§ Data for the task
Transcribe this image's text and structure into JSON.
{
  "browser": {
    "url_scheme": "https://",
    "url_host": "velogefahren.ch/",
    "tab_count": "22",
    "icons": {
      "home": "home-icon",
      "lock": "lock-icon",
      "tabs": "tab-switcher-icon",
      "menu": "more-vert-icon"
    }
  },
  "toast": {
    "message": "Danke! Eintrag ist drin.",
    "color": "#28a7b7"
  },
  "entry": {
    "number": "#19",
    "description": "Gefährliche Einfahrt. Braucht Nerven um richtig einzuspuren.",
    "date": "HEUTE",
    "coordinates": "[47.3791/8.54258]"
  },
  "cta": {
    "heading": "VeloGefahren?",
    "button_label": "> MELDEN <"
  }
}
==
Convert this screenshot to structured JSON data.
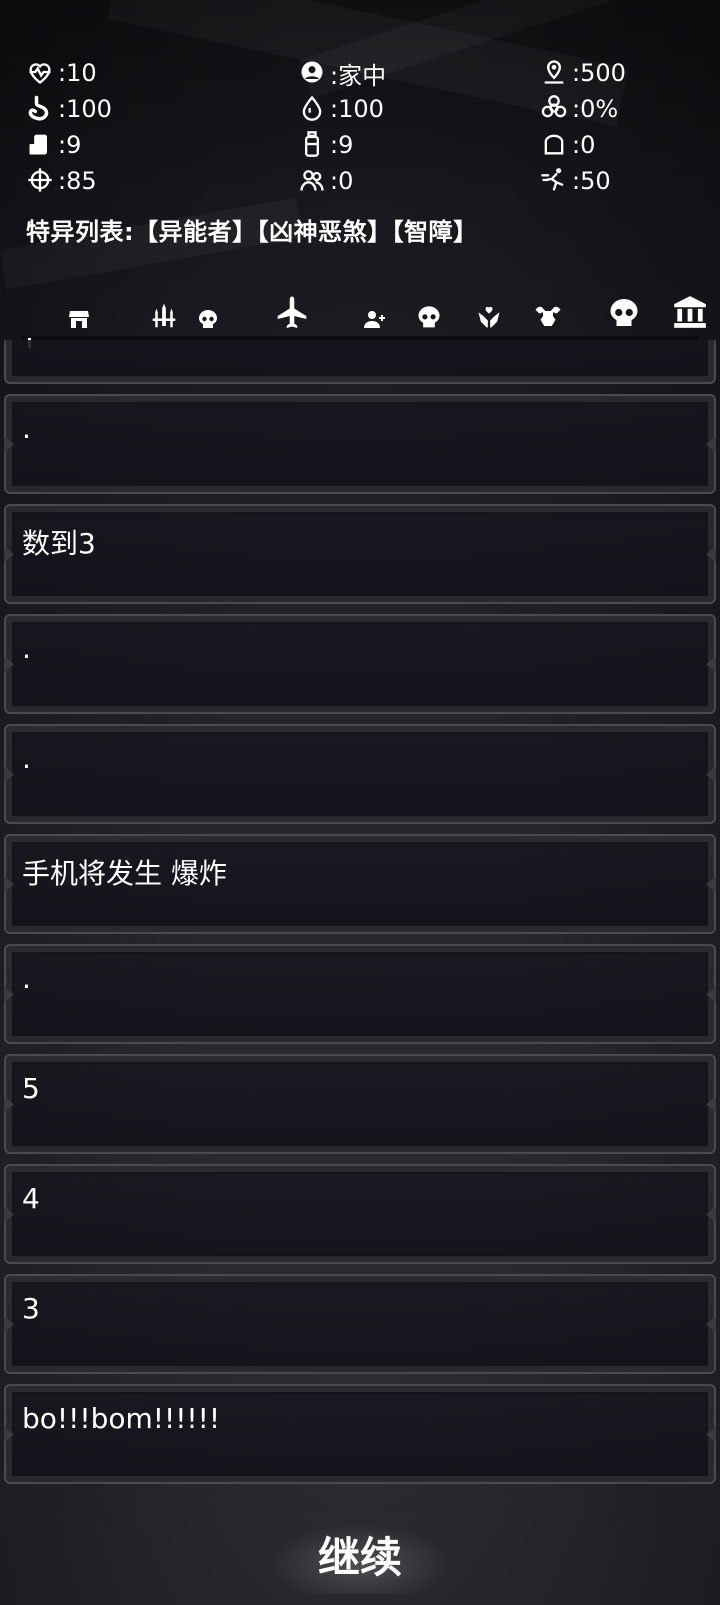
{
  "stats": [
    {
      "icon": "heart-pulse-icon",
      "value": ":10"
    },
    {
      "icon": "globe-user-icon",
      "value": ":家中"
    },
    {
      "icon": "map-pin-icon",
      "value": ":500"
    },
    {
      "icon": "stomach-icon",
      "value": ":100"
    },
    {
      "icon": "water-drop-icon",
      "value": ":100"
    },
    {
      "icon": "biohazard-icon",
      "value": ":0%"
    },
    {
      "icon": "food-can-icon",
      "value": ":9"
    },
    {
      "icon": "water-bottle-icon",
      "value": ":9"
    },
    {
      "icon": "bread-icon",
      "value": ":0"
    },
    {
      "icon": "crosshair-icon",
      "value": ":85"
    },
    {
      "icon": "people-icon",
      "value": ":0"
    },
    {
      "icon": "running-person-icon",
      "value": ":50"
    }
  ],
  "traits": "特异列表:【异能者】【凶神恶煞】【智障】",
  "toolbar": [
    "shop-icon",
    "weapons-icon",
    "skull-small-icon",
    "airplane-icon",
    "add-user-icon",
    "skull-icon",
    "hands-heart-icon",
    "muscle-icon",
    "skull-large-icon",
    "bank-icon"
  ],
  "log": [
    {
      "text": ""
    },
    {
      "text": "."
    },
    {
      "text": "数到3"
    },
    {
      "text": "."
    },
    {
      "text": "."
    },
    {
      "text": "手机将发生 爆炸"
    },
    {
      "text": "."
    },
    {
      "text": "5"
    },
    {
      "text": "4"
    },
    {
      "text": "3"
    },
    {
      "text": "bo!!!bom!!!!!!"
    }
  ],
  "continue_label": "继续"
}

§ To do
Locate all lines holding the word "this", then copy them out.

§ Complete answer
Transcribe this image's text and structure into JSON.
Convert this screenshot to structured JSON data.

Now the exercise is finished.